THE EXERCISE »
Locate the word "законодательством" in the material, then show every line that holds it.
----------
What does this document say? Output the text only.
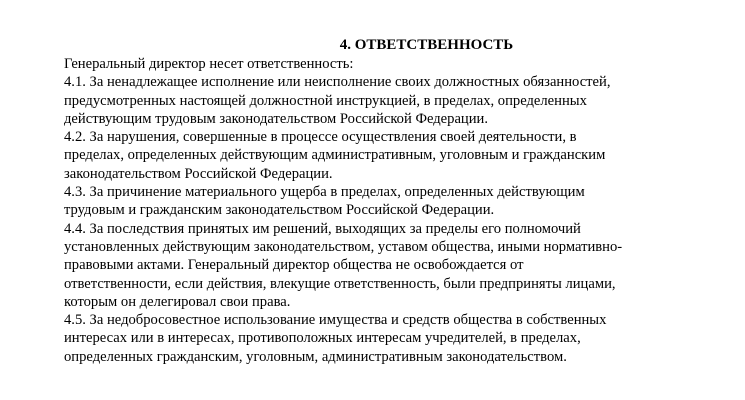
4. ОТВЕТСТВЕННОСТЬ
Генеральный директор несет ответственность:
4.1. За ненадлежащее исполнение или неисполнение своих должностных обязанностей,
предусмотренных настоящей должностной инструкцией, в пределах, определенных
действующим трудовым законодательством Российской Федерации.
4.2. За нарушения, совершенные в процессе осуществления своей деятельности, в
пределах, определенных действующим административным, уголовным и гражданским
законодательством Российской Федерации.
4.3. За причинение материального ущерба в пределах, определенных действующим
трудовым и гражданским законодательством Российской Федерации.
4.4. За последствия принятых им решений, выходящих за пределы его полномочий
установленных действующим законодательством, уставом общества, иными нормативно-
правовыми актами. Генеральный директор общества не освобождается от
ответственности, если действия, влекущие ответственность, были предприняты лицами,
которым он делегировал свои права.
4.5. За недобросовестное использование имущества и средств общества в собственных
интересах или в интересах, противоположных интересам учредителей, в пределах,
определенных гражданским, уголовным, административным законодательством.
----------
TASK OUTPUT »
действующим трудовым законодательством Российской Федерации.
законодательством Российской Федерации.
трудовым и гражданским законодательством Российской Федерации.
установленных действующим законодательством, уставом общества, иными нормативно-
определенных гражданским, уголовным, административным законодательством.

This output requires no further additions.